WHAT TO WORK ON: Copy out every one of the lines below verbatim, and omit the pictures from your copy.

RECORDS FOR THIS TASK:

— begin —

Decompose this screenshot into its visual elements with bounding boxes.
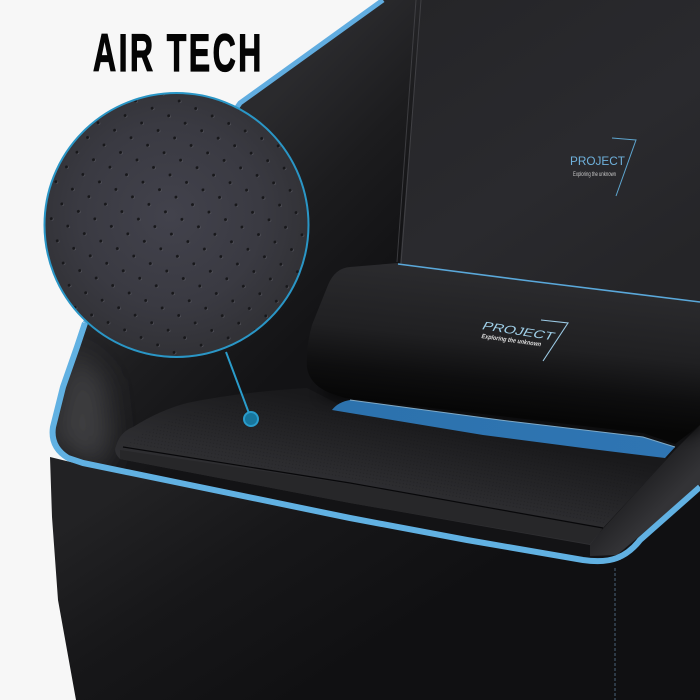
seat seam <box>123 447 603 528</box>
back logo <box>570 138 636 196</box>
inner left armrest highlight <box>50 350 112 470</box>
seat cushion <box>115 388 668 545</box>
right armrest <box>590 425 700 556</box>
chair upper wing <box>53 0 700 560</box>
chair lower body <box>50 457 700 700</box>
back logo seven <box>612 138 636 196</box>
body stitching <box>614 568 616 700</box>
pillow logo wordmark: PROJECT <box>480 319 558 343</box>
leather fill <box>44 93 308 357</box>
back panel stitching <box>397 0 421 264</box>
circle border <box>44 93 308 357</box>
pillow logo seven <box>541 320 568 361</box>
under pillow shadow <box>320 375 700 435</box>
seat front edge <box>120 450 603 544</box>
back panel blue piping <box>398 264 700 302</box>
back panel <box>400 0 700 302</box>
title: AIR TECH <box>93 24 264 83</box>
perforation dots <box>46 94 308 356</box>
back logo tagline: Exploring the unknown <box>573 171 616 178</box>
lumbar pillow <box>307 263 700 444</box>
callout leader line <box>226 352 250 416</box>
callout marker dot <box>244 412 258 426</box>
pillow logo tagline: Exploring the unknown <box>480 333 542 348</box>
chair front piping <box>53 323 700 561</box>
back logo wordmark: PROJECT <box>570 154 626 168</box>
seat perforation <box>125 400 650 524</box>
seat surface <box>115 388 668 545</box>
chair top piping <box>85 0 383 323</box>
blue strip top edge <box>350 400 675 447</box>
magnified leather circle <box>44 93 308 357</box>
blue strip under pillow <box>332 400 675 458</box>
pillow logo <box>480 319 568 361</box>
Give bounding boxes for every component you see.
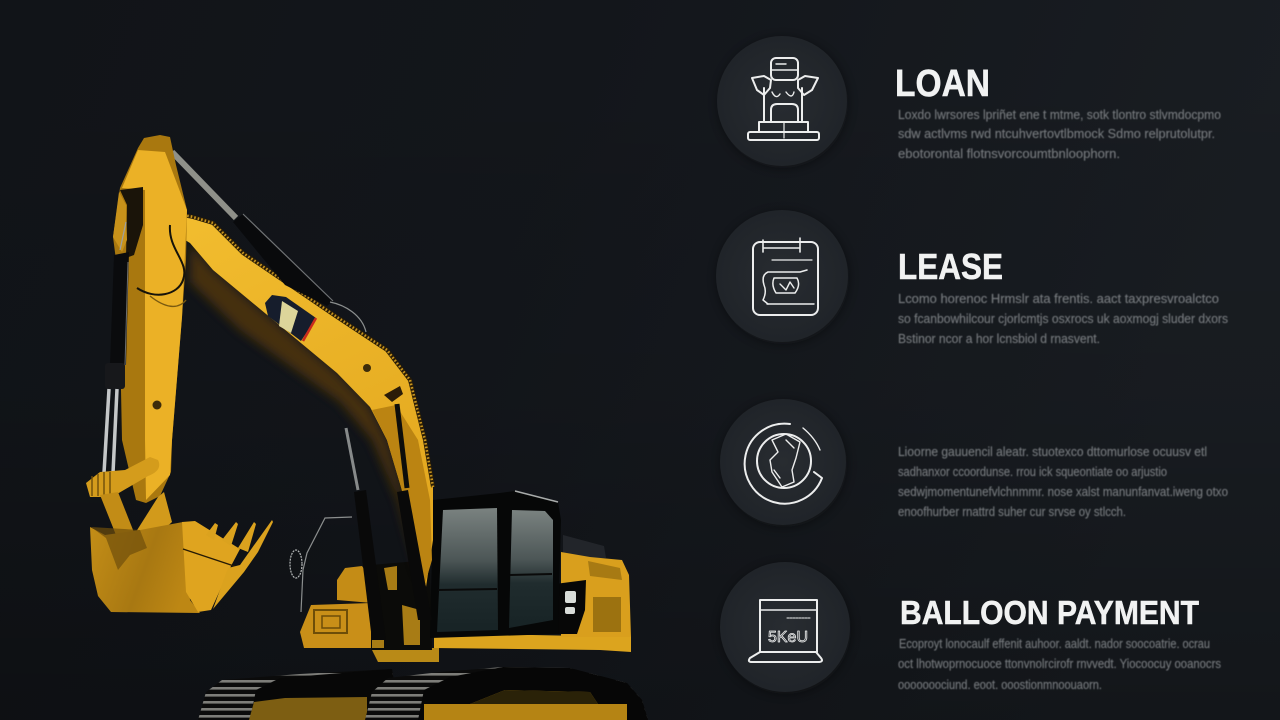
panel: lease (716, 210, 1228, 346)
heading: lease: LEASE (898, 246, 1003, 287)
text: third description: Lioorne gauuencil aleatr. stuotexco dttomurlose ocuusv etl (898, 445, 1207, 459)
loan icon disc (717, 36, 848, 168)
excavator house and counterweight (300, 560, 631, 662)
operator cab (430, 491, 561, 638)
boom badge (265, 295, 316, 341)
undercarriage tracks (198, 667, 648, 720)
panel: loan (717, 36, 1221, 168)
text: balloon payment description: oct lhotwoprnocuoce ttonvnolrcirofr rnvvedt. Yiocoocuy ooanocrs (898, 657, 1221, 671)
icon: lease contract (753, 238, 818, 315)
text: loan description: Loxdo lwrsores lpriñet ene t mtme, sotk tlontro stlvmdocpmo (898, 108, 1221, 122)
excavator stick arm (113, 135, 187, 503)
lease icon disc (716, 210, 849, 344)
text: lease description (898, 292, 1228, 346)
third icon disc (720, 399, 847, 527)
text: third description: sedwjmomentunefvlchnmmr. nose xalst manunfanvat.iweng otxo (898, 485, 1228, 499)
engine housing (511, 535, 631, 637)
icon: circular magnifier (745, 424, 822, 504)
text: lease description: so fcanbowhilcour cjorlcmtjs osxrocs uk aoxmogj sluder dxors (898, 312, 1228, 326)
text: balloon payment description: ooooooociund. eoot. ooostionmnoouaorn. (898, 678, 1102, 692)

— end —

ANSWER TO THIS PROBLEM:
Decompose this screenshot into its visual elements with bounding boxes.
seat seam <box>123 447 603 528</box>
back logo <box>570 138 636 196</box>
inner left armrest highlight <box>50 350 112 470</box>
seat cushion <box>115 388 668 545</box>
right armrest <box>590 425 700 556</box>
chair upper wing <box>53 0 700 560</box>
chair lower body <box>50 457 700 700</box>
back logo seven <box>612 138 636 196</box>
body stitching <box>614 568 616 700</box>
pillow logo wordmark: PROJECT <box>480 319 558 343</box>
leather fill <box>44 93 308 357</box>
back panel stitching <box>397 0 421 264</box>
circle border <box>44 93 308 357</box>
pillow logo seven <box>541 320 568 361</box>
under pillow shadow <box>320 375 700 435</box>
seat front edge <box>120 450 603 544</box>
back panel blue piping <box>398 264 700 302</box>
back panel <box>400 0 700 302</box>
title: AIR TECH <box>93 24 264 83</box>
perforation dots <box>46 94 308 356</box>
back logo tagline: Exploring the unknown <box>573 171 616 178</box>
lumbar pillow <box>307 263 700 444</box>
callout leader line <box>226 352 250 416</box>
callout marker dot <box>244 412 258 426</box>
pillow logo tagline: Exploring the unknown <box>480 333 542 348</box>
chair front piping <box>53 323 700 561</box>
back logo wordmark: PROJECT <box>570 154 626 168</box>
seat perforation <box>125 400 650 524</box>
seat surface <box>115 388 668 545</box>
chair top piping <box>85 0 383 323</box>
blue strip top edge <box>350 400 675 447</box>
magnified leather circle <box>44 93 308 357</box>
blue strip under pillow <box>332 400 675 458</box>
pillow logo <box>480 319 568 361</box>
Give bounding boxes for every component you see.
panel: lease (716, 210, 1228, 346)
heading: lease: LEASE (898, 246, 1003, 287)
text: third description: Lioorne gauuencil aleatr. stuotexco dttomurlose ocuusv etl (898, 445, 1207, 459)
loan icon disc (717, 36, 848, 168)
excavator house and counterweight (300, 560, 631, 662)
operator cab (430, 491, 561, 638)
boom badge (265, 295, 316, 341)
undercarriage tracks (198, 667, 648, 720)
panel: loan (717, 36, 1221, 168)
text: balloon payment description: oct lhotwoprnocuoce ttonvnolrcirofr rnvvedt. Yiocoocuy ooanocrs (898, 657, 1221, 671)
icon: lease contract (753, 238, 818, 315)
text: loan description: Loxdo lwrsores lpriñet ene t mtme, sotk tlontro stlvmdocpmo (898, 108, 1221, 122)
excavator stick arm (113, 135, 187, 503)
lease icon disc (716, 210, 849, 344)
text: lease description (898, 292, 1228, 346)
third icon disc (720, 399, 847, 527)
text: third description: sedwjmomentunefvlchnmmr. nose xalst manunfanvat.iweng otxo (898, 485, 1228, 499)
engine housing (511, 535, 631, 637)
icon: circular magnifier (745, 424, 822, 504)
text: lease description: so fcanbowhilcour cjorlcmtjs osxrocs uk aoxmogj sluder dxors (898, 312, 1228, 326)
text: balloon payment description: ooooooociund. eoot. ooostionmnoouaorn. (898, 678, 1102, 692)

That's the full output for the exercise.